* [SET PROBLEM] Lift out all lines below that contain "新建文件夹".

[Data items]
— START —
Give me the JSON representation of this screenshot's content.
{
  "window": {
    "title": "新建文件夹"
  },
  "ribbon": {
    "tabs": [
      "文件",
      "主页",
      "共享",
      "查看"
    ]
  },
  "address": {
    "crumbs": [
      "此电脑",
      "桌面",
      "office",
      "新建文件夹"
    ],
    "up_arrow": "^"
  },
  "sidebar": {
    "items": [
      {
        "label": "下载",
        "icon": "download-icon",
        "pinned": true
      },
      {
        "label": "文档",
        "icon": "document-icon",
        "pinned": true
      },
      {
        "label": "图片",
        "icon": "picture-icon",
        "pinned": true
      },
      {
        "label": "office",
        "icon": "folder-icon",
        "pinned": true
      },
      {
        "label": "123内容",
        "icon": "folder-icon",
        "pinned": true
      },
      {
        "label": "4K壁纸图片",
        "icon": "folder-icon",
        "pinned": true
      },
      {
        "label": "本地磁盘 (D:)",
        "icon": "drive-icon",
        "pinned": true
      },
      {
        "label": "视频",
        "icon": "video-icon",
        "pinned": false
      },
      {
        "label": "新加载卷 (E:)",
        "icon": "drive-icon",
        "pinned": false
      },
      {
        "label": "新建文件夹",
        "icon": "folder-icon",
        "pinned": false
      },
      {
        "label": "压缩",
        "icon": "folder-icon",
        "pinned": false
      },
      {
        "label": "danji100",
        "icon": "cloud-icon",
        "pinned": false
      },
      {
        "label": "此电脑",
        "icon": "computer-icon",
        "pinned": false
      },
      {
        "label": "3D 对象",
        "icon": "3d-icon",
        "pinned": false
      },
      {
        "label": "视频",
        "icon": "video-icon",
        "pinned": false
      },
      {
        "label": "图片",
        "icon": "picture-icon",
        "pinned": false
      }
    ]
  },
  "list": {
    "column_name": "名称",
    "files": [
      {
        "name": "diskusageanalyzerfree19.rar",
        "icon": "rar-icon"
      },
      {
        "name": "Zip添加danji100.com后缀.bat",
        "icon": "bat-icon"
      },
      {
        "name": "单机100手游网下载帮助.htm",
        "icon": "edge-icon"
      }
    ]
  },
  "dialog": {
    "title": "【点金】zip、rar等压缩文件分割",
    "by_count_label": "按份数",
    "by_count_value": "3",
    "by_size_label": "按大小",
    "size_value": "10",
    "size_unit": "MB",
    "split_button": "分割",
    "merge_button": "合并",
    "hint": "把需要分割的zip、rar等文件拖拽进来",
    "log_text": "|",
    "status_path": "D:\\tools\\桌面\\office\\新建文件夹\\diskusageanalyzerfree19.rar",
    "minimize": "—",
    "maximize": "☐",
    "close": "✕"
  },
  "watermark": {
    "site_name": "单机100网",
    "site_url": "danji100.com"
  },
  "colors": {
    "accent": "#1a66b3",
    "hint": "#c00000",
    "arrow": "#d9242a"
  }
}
— END —
* [OUTPUT FOR THIS TASK]
    "title": "新建文件夹"
      "新建文件夹"
        "label": "新建文件夹",
    "status_path": "D:\\tools\\桌面\\office\\新建文件夹\\diskusageanalyzerfree19.rar",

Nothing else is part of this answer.